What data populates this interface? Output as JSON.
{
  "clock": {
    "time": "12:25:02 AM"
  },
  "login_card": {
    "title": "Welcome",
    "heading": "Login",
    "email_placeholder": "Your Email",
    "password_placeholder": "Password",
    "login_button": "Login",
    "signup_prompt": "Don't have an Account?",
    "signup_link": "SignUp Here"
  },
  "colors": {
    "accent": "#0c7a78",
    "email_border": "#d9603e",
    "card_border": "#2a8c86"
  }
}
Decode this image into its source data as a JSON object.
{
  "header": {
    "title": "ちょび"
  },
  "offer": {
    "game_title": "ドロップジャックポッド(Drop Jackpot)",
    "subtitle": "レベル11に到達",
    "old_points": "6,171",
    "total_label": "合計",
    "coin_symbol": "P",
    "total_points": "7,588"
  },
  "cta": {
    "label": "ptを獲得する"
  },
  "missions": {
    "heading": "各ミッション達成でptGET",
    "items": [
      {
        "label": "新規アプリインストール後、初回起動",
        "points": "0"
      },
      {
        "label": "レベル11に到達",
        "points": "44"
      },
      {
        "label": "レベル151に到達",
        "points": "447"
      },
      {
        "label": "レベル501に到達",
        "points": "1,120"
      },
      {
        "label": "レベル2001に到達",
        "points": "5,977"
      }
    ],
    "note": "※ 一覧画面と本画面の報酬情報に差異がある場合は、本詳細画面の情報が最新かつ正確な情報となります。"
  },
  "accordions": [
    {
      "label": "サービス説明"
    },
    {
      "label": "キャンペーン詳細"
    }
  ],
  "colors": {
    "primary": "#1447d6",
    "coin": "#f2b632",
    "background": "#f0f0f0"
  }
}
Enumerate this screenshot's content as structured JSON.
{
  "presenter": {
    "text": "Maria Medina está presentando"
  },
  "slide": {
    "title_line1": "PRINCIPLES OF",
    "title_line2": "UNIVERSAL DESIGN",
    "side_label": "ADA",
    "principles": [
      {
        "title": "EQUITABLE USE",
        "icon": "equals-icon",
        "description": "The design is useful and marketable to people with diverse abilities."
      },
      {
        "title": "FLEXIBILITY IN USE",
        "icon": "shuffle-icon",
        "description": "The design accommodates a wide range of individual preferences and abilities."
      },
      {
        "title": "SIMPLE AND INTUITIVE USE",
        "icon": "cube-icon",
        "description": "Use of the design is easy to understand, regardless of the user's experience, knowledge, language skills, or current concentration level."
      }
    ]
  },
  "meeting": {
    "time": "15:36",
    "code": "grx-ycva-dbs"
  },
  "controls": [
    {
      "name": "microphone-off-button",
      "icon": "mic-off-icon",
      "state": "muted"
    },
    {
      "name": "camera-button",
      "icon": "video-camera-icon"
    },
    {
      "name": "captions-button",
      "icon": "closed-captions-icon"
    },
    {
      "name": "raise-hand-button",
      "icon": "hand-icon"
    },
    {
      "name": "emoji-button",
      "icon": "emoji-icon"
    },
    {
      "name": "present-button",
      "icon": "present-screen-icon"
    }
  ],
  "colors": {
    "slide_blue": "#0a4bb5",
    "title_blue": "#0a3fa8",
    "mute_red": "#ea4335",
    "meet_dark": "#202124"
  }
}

**WRITTEN TASK**: Tell how many lines of the records above hold the string "hand". Give no other text.

**FINISHED EXERCISE**: 2